What is required >>
Pull out every line from the listing that has the word "title".

Data for this exercise >>

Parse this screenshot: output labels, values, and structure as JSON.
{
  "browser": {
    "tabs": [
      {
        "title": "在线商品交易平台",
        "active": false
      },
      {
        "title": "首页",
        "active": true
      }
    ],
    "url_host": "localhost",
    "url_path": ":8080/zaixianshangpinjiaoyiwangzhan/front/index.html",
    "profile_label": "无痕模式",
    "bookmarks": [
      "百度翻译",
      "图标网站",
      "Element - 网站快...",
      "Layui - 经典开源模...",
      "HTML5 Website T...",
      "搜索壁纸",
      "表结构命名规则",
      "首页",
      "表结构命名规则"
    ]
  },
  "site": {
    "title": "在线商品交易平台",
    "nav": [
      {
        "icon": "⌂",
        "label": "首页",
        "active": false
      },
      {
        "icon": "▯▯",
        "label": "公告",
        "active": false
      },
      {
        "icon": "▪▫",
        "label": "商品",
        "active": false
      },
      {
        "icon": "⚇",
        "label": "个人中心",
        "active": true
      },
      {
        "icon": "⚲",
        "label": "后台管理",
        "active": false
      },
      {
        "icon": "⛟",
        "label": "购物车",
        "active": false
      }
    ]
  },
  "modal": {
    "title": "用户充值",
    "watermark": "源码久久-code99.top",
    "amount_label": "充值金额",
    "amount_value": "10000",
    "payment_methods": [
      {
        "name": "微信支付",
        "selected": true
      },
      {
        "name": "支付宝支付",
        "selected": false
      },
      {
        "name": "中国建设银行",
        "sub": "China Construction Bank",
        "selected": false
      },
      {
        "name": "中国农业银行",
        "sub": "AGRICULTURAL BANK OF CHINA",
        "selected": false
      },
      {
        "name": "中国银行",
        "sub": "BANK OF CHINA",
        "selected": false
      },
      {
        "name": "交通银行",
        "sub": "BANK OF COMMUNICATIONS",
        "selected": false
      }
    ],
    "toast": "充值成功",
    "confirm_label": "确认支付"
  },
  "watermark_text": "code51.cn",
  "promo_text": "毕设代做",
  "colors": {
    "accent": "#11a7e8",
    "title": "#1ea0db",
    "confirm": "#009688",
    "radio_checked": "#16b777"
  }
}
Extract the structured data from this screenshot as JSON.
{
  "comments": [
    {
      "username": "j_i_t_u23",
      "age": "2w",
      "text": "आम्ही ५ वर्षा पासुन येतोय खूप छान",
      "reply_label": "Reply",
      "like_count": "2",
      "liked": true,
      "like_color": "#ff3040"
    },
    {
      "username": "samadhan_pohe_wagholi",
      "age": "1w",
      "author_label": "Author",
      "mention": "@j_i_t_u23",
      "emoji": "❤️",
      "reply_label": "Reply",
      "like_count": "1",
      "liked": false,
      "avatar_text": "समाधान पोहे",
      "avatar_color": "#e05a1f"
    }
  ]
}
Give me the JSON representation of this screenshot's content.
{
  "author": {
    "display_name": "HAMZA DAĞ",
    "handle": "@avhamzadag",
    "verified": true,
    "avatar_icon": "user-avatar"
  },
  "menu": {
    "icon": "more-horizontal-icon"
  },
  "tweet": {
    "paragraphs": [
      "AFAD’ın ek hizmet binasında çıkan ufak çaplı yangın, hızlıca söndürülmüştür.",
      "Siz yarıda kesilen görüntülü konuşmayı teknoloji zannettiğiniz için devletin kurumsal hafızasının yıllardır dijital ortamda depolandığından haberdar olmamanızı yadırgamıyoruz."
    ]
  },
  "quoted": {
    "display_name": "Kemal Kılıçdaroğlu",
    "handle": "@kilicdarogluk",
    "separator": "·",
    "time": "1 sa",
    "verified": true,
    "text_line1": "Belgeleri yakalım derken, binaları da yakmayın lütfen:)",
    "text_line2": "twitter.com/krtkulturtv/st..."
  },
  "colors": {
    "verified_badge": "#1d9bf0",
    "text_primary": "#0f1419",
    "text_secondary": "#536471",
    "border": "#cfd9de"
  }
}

Exercise answer >>
        "title": "在线商品交易平台",
        "title": "首页",
    "title": "在线商品交易平台",
    "title": "用户充值",
    "title": "#1ea0db",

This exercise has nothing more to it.